Problem statement:
Show every line containing "histoire" by copying it.

Data in this exercise:

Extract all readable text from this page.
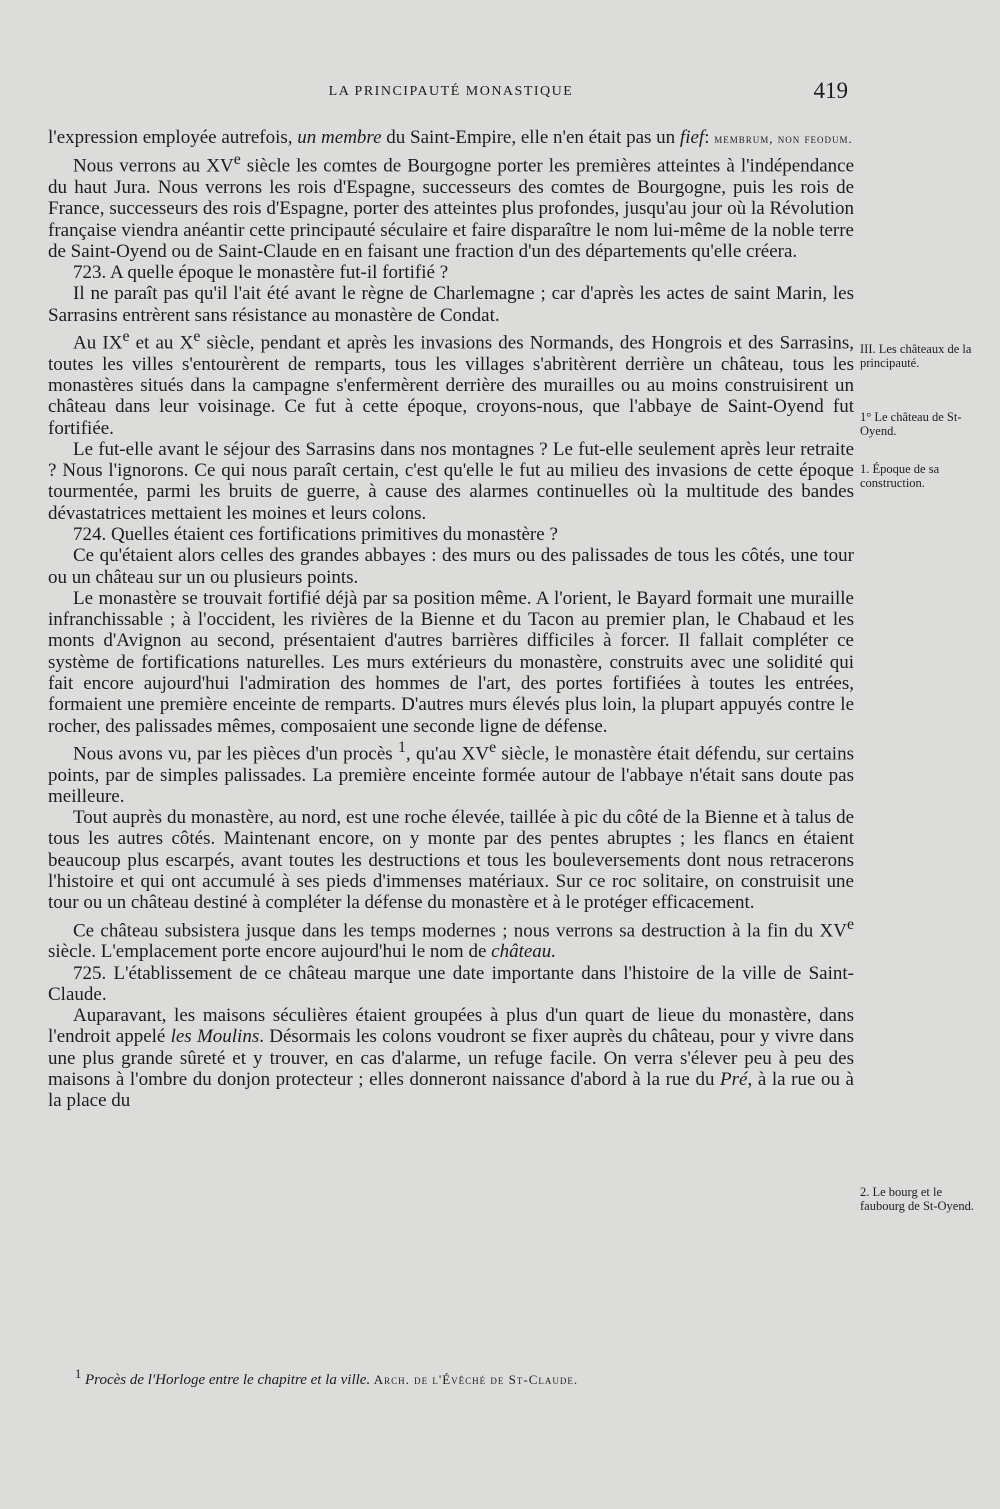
LA PRINCIPAUTÉ MONASTIQUE	419

l'expression employée autrefois, un membre du Saint-Empire, elle n'en était pas un fief: membrum, non feodum.

Nous verrons au XVe siècle les comtes de Bourgogne porter les premières atteintes à l'indépendance du haut Jura. Nous verrons les rois d'Espagne, successeurs des comtes de Bourgogne, puis les rois de France, successeurs des rois d'Espagne, porter des atteintes plus profondes, jusqu'au jour où la Révolution française viendra anéantir cette principauté séculaire et faire disparaître le nom lui-même de la noble terre de Saint-Oyend ou de Saint-Claude en en faisant une fraction d'un des départements qu'elle créera.

723. A quelle époque le monastère fut-il fortifié ?

Il ne paraît pas qu'il l'ait été avant le règne de Charlemagne ; car d'après les actes de saint Marin, les Sarrasins entrèrent sans résistance au monastère de Condat.

Au IXe et au Xe siècle, pendant et après les invasions des Normands, des Hongrois et des Sarrasins, toutes les villes s'entourèrent de remparts, tous les villages s'abritèrent derrière un château, tous les monastères situés dans la campagne s'enfermèrent derrière des murailles ou au moins construisirent un château dans leur voisinage. Ce fut à cette époque, croyons-nous, que l'abbaye de Saint-Oyend fut fortifiée.

Le fut-elle avant le séjour des Sarrasins dans nos montagnes ? Le fut-elle seulement après leur retraite ? Nous l'ignorons. Ce qui nous paraît certain, c'est qu'elle le fut au milieu des invasions de cette époque tourmentée, parmi les bruits de guerre, à cause des alarmes continuelles où la multitude des bandes dévastatrices mettaient les moines et leurs colons.

724. Quelles étaient ces fortifications primitives du monastère ?

Ce qu'étaient alors celles des grandes abbayes : des murs ou des palissades de tous les côtés, une tour ou un château sur un ou plusieurs points.

Le monastère se trouvait fortifié déjà par sa position même. A l'orient, le Bayard formait une muraille infranchissable ; à l'occident, les rivières de la Bienne et du Tacon au premier plan, le Chabaud et les monts d'Avignon au second, présentaient d'autres barrières difficiles à forcer. Il fallait compléter ce système de fortifications naturelles. Les murs extérieurs du monastère, construits avec une solidité qui fait encore aujourd'hui l'admiration des hommes de l'art, des portes fortifiées à toutes les entrées, formaient une première enceinte de remparts. D'autres murs élevés plus loin, la plupart appuyés contre le rocher, des palissades mêmes, composaient une seconde ligne de défense.

Nous avons vu, par les pièces d'un procès $^1$, qu'au XVe siècle, le monastère était défendu, sur certains points, par de simples palissades. La première enceinte formée autour de l'abbaye n'était sans doute pas meilleure.

Tout auprès du monastère, au nord, est une roche élevée, taillée à pic du côté de la Bienne et à talus de tous les autres côtés. Maintenant encore, on y monte par des pentes abruptes ; les flancs en étaient beaucoup plus escarpés, avant toutes les destructions et tous les bouleversements dont nous retracerons l'histoire et qui ont accumulé à ses pieds d'immenses matériaux. Sur ce roc solitaire, on construisit une tour ou un château destiné à compléter la défense du monastère et à le protéger efficacement.

Ce château subsistera jusque dans les temps modernes ; nous verrons sa destruction à la fin du XVe siècle. L'emplacement porte encore aujourd'hui le nom de château.

725. L'établissement de ce château marque une date importante dans l'histoire de la ville de Saint-Claude.

Auparavant, les maisons séculières étaient groupées à plus d'un quart de lieue du monastère, dans l'endroit appelé les Moulins. Désormais les colons voudront se fixer auprès du château, pour y vivre dans une plus grande sûreté et y trouver, en cas d'alarme, un refuge facile. On verra s'élever peu à peu des maisons à l'ombre du donjon protecteur ; elles donneront naissance d'abord à la rue du Pré, à la rue ou à la place du

III. Les châteaux de la principauté.
1° Le château de St-Oyend.
1. Époque de sa construction.
2. Le bourg et le faubourg de St-Oyend.
$^1$ Procès de l'Horloge entre le chapitre et la ville. Arch. de l'Évêché de St-Claude.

Response below:
Tout auprès du monastère, au nord, est une roche élevée, taillée à pic du côté de la Bienne et à talus de tous les autres côtés. Maintenant encore, on y monte par des pentes abruptes ; les flancs en étaient beaucoup plus escarpés, avant toutes les destructions et tous les bouleversements dont nous retracerons l'histoire et qui ont accumulé à ses pieds d'immenses matériaux. Sur ce roc solitaire, on construisit une tour ou un château destiné à compléter la défense du monastère et à le protéger efficacement.
725. L'établissement de ce château marque une date importante dans l'histoire de la ville de Saint-Claude.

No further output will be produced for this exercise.